(Dataset entries)
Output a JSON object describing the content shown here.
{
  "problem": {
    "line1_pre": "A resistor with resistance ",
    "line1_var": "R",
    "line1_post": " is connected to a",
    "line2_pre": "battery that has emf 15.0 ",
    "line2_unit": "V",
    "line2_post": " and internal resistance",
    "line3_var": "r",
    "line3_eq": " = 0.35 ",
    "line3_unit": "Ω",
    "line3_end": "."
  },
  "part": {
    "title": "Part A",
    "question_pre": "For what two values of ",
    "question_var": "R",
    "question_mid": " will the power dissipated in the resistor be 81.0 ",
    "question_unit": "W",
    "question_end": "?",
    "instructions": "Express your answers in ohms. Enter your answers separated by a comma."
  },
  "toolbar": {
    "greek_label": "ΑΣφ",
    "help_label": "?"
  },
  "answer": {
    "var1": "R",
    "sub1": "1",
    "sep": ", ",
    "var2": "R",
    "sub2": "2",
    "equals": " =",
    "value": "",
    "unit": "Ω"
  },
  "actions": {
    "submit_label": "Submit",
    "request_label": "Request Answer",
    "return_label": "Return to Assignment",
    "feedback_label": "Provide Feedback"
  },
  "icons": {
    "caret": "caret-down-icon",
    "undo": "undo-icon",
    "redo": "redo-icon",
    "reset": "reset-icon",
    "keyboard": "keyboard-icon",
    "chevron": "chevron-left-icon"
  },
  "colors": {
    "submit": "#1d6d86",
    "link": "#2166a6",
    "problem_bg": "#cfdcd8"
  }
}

JOB | Return every record above exactly as it appears.

ANSWER FOR THIS EXERCISE |
Output a JSON object describing the content shown here.
{
  "problem": {
    "line1_pre": "A resistor with resistance ",
    "line1_var": "R",
    "line1_post": " is connected to a",
    "line2_pre": "battery that has emf 15.0 ",
    "line2_unit": "V",
    "line2_post": " and internal resistance",
    "line3_var": "r",
    "line3_eq": " = 0.35 ",
    "line3_unit": "Ω",
    "line3_end": "."
  },
  "part": {
    "title": "Part A",
    "question_pre": "For what two values of ",
    "question_var": "R",
    "question_mid": " will the power dissipated in the resistor be 81.0 ",
    "question_unit": "W",
    "question_end": "?",
    "instructions": "Express your answers in ohms. Enter your answers separated by a comma."
  },
  "toolbar": {
    "greek_label": "ΑΣφ",
    "help_label": "?"
  },
  "answer": {
    "var1": "R",
    "sub1": "1",
    "sep": ", ",
    "var2": "R",
    "sub2": "2",
    "equals": " =",
    "value": "",
    "unit": "Ω"
  },
  "actions": {
    "submit_label": "Submit",
    "request_label": "Request Answer",
    "return_label": "Return to Assignment",
    "feedback_label": "Provide Feedback"
  },
  "icons": {
    "caret": "caret-down-icon",
    "undo": "undo-icon",
    "redo": "redo-icon",
    "reset": "reset-icon",
    "keyboard": "keyboard-icon",
    "chevron": "chevron-left-icon"
  },
  "colors": {
    "submit": "#1d6d86",
    "link": "#2166a6",
    "problem_bg": "#cfdcd8"
  }
}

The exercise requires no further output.